- [AIM OF THE EXERCISE]
How many lines hold the string "Mode"? Reply with the number alone.

Chart and figure data:
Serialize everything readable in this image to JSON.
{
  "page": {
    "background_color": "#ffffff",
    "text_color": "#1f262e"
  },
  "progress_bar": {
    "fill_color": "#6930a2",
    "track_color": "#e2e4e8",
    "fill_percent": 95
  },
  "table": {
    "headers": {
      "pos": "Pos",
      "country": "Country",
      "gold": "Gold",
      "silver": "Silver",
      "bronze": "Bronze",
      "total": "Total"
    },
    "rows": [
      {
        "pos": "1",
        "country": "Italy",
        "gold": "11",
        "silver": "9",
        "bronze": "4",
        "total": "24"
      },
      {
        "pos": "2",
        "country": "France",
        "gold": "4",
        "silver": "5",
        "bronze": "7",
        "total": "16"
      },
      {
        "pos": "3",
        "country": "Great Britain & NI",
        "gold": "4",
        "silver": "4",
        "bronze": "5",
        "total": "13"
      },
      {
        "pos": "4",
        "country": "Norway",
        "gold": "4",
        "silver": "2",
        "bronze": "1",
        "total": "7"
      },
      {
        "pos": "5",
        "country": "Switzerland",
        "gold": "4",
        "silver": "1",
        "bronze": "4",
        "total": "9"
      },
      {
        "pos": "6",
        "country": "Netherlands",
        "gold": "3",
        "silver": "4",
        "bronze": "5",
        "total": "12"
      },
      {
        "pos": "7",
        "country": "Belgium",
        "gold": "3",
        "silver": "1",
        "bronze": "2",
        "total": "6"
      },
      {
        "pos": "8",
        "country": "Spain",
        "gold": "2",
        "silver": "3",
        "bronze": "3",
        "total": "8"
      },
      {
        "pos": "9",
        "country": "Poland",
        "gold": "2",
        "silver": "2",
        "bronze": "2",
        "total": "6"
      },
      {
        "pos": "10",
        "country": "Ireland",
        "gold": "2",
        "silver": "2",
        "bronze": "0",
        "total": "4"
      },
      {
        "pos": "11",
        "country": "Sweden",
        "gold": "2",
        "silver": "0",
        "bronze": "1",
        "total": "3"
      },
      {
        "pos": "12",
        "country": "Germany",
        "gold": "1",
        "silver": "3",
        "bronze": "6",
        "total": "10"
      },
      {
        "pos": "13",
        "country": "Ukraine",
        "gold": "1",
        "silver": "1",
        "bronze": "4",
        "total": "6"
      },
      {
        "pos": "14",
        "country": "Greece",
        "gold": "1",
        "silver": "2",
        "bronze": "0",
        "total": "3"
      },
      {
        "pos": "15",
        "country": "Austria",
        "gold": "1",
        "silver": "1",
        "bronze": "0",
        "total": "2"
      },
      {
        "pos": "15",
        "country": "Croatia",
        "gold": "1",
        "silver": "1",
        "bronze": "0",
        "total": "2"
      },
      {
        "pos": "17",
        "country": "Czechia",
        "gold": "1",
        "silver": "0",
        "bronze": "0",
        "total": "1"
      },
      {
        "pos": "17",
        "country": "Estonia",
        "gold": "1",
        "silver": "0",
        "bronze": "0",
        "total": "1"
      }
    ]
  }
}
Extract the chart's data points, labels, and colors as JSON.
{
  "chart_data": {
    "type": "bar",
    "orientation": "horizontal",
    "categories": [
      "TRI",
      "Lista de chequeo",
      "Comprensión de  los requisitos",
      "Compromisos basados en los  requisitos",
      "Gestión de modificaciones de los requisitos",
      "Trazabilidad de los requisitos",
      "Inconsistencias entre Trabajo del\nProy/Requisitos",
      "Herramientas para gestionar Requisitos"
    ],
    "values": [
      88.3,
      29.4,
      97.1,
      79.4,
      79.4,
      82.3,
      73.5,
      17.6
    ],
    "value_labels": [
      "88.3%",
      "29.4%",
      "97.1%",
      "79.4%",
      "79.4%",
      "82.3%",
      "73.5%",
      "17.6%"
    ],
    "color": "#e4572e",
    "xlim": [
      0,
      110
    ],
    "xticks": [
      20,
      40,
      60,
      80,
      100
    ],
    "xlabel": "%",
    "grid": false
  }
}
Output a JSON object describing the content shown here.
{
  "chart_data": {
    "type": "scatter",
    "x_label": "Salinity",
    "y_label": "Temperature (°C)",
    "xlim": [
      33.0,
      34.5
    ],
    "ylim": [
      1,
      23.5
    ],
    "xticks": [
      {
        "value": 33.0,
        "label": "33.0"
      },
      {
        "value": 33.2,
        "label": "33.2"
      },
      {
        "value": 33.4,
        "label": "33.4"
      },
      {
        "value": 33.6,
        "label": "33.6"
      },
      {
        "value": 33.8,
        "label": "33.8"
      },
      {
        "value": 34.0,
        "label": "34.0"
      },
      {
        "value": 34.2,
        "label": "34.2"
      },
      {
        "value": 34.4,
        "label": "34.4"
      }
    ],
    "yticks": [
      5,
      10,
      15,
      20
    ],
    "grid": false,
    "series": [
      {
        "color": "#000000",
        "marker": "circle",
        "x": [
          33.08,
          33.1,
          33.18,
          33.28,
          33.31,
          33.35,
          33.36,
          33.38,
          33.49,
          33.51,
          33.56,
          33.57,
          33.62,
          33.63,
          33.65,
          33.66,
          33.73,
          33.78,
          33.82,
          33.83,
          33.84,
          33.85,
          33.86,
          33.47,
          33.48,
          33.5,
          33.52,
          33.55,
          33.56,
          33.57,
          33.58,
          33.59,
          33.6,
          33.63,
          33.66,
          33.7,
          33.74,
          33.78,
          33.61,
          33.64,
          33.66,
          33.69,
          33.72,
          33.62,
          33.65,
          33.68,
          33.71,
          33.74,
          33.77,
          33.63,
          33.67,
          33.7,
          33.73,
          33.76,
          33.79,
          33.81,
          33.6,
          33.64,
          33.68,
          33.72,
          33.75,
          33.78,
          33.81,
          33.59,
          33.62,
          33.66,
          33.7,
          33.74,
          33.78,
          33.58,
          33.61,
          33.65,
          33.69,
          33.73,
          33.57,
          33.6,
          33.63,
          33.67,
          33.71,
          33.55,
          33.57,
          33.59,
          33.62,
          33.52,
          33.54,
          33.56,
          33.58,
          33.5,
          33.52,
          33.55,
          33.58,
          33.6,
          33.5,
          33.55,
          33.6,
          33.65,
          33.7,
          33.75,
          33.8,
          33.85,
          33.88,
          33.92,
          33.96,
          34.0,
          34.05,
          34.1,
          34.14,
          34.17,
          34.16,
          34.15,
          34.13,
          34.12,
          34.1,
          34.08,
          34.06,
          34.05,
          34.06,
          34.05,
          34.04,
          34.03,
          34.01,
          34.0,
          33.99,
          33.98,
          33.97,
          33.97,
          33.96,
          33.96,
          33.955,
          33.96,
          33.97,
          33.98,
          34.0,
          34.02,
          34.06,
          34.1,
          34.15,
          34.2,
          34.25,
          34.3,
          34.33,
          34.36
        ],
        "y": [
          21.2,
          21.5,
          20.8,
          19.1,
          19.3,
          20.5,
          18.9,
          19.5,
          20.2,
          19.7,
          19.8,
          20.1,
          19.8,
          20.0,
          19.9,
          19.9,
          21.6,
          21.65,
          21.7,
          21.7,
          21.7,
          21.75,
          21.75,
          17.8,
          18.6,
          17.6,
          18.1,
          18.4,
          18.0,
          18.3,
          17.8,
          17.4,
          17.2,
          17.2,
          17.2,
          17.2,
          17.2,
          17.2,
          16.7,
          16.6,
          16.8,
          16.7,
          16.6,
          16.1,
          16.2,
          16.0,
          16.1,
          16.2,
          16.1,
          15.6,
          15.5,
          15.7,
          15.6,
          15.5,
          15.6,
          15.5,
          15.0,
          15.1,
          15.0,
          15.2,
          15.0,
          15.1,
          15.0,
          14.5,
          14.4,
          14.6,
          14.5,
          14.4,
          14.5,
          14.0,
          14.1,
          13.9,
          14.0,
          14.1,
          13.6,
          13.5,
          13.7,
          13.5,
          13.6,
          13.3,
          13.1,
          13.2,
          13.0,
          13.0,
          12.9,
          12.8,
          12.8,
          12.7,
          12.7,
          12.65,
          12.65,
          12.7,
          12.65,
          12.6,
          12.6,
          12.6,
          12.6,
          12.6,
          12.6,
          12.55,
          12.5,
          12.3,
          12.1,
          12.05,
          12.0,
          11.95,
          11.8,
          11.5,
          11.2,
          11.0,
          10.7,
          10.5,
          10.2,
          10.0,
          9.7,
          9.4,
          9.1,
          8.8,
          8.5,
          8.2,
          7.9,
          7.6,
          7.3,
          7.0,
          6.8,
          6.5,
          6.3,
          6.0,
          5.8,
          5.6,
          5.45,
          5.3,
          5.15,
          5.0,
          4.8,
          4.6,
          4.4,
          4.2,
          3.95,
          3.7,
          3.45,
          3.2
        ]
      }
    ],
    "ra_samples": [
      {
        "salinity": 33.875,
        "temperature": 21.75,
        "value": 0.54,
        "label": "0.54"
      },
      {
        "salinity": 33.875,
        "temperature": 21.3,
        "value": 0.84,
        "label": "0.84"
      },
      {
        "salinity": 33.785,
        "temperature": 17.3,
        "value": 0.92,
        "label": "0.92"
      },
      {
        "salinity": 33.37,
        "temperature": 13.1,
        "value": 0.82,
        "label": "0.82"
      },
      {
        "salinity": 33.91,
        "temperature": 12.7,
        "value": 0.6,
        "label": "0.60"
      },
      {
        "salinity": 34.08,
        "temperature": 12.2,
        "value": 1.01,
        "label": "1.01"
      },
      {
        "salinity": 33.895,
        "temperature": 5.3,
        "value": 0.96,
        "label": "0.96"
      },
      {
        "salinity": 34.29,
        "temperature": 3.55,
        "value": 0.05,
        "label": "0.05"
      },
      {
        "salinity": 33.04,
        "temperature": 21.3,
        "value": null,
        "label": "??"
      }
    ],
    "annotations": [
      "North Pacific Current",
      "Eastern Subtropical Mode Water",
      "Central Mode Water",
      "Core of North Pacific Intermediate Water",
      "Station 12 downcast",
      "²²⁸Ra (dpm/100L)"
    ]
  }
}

- [ANSWER TO THIS PROBLEM]
2